(Stated problem)
Filter the data for lines with the word "walking", then copy every line so identified.

(Dataset items)
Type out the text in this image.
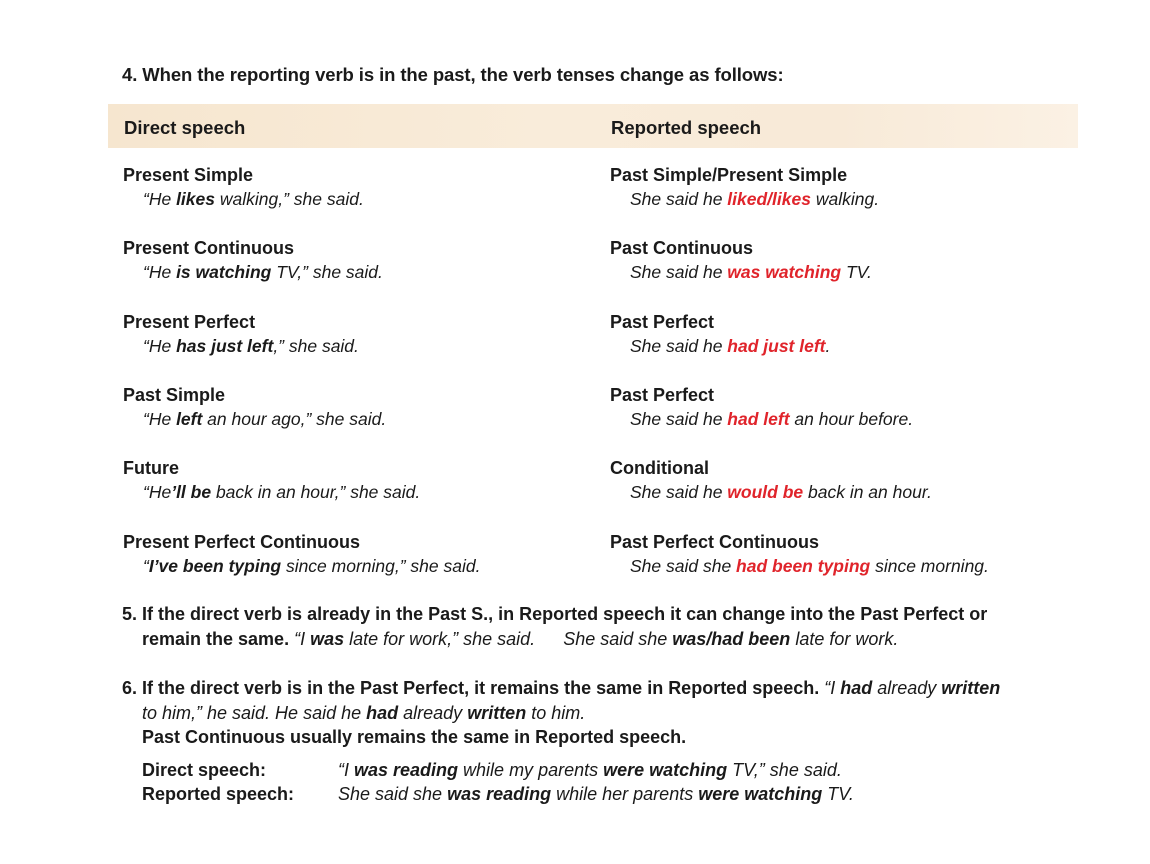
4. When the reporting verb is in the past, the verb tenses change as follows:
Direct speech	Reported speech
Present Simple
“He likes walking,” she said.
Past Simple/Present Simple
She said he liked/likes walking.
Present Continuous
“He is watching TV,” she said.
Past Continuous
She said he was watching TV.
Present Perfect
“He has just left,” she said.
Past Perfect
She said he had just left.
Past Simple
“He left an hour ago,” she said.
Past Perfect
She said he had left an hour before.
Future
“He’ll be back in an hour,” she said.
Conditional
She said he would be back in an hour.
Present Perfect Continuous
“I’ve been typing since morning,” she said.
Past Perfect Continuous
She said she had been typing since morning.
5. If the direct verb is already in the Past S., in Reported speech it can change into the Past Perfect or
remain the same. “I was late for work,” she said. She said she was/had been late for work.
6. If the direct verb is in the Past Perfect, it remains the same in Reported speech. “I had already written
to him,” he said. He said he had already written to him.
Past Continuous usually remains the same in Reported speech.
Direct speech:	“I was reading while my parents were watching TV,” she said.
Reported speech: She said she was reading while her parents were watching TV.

* * *

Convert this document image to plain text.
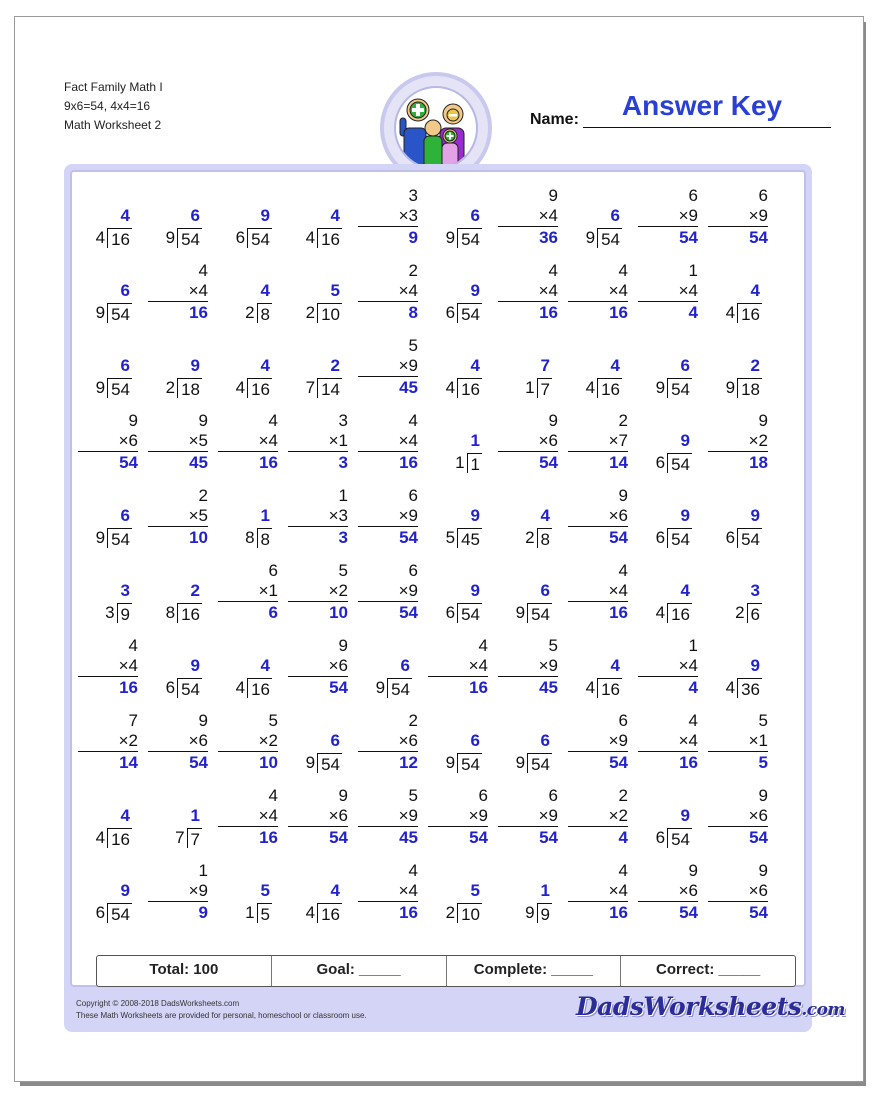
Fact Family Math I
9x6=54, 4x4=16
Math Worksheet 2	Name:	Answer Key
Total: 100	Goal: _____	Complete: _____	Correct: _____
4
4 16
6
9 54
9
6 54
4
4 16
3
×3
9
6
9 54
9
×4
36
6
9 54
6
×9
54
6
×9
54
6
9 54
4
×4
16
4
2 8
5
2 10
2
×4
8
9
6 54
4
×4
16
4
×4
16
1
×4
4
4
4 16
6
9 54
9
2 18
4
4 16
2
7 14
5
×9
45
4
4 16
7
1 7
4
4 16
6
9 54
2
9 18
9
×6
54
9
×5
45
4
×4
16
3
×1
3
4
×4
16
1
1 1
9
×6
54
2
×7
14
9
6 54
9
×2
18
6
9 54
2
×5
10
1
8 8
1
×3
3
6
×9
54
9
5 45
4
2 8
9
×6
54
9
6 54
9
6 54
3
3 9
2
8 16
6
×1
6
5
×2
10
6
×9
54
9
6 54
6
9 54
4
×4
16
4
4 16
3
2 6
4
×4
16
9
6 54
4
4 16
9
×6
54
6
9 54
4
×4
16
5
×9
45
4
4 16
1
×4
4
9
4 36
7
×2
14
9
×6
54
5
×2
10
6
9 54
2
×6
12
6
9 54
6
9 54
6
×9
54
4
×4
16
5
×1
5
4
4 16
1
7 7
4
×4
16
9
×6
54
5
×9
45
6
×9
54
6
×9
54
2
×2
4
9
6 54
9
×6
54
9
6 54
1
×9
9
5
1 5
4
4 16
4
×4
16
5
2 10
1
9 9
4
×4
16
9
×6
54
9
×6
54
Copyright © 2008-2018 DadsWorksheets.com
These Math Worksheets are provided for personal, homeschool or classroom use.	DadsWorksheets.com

---

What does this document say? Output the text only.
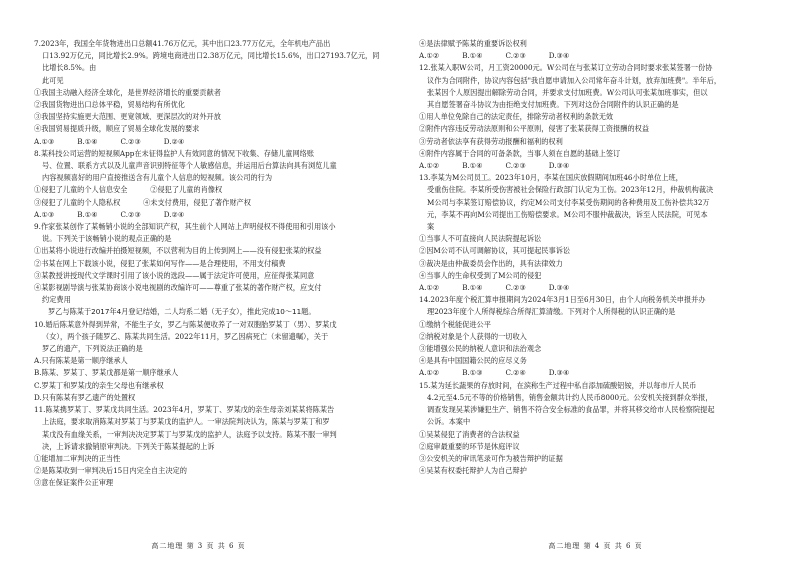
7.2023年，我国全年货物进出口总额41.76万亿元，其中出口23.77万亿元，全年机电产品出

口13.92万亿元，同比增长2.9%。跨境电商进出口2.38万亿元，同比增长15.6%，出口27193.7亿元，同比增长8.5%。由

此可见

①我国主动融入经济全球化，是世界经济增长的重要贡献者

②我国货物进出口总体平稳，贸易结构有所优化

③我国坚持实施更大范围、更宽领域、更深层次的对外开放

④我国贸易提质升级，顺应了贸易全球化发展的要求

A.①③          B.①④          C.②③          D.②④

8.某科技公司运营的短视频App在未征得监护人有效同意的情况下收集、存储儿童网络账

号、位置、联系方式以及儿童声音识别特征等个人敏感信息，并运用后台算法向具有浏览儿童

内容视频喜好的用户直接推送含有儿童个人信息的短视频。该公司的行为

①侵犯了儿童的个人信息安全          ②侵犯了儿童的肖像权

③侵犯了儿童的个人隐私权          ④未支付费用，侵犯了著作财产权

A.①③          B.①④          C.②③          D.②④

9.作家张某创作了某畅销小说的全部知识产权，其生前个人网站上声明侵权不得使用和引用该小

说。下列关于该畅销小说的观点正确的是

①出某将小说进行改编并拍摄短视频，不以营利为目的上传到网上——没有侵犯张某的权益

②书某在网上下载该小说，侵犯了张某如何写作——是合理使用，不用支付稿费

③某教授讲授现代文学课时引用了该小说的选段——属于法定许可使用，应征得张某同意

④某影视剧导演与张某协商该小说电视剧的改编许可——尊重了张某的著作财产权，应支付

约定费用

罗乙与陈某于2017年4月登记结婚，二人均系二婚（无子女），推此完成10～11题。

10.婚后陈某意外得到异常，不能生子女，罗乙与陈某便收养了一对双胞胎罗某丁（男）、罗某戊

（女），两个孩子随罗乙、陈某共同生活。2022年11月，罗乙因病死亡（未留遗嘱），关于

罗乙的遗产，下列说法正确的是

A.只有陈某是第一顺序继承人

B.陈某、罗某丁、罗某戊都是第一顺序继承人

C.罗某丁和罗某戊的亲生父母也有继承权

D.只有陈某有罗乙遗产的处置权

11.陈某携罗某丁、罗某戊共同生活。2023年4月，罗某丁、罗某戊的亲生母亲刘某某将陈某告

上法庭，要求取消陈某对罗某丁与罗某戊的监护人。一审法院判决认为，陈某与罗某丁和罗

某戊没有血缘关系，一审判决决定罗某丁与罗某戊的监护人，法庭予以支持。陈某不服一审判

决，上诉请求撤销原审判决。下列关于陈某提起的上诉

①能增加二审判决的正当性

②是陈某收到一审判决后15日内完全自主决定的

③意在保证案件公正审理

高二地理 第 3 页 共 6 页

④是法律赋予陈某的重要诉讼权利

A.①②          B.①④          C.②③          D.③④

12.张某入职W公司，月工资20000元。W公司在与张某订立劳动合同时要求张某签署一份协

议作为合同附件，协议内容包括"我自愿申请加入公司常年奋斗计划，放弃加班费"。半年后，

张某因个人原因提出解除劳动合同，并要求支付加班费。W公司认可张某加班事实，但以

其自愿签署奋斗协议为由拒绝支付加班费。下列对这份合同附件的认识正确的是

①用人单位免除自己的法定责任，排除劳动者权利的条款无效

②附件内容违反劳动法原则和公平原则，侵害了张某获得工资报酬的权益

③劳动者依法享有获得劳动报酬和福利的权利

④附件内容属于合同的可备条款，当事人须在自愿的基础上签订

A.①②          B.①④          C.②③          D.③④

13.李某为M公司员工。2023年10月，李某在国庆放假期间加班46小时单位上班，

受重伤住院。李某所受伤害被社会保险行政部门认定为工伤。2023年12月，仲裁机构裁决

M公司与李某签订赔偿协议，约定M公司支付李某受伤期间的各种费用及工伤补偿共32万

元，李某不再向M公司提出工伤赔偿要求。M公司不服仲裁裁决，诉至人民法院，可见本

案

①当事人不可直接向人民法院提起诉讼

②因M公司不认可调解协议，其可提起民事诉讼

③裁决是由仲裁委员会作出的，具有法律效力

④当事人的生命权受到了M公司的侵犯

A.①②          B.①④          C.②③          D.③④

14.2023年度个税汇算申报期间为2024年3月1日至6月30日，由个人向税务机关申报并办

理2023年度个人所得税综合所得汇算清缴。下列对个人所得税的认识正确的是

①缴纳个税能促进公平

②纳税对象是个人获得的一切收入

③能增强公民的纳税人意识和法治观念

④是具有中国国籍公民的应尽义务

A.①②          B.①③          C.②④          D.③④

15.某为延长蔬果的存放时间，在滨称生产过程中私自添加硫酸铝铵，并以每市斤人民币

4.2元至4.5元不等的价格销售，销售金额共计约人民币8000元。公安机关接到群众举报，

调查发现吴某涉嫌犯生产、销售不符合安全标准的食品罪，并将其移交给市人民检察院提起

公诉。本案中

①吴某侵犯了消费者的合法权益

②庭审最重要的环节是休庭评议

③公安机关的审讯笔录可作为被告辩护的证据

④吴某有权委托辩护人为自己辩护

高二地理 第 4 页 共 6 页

(Exercise answer)
“He likes walking,” she said.
She said he liked/likes walking.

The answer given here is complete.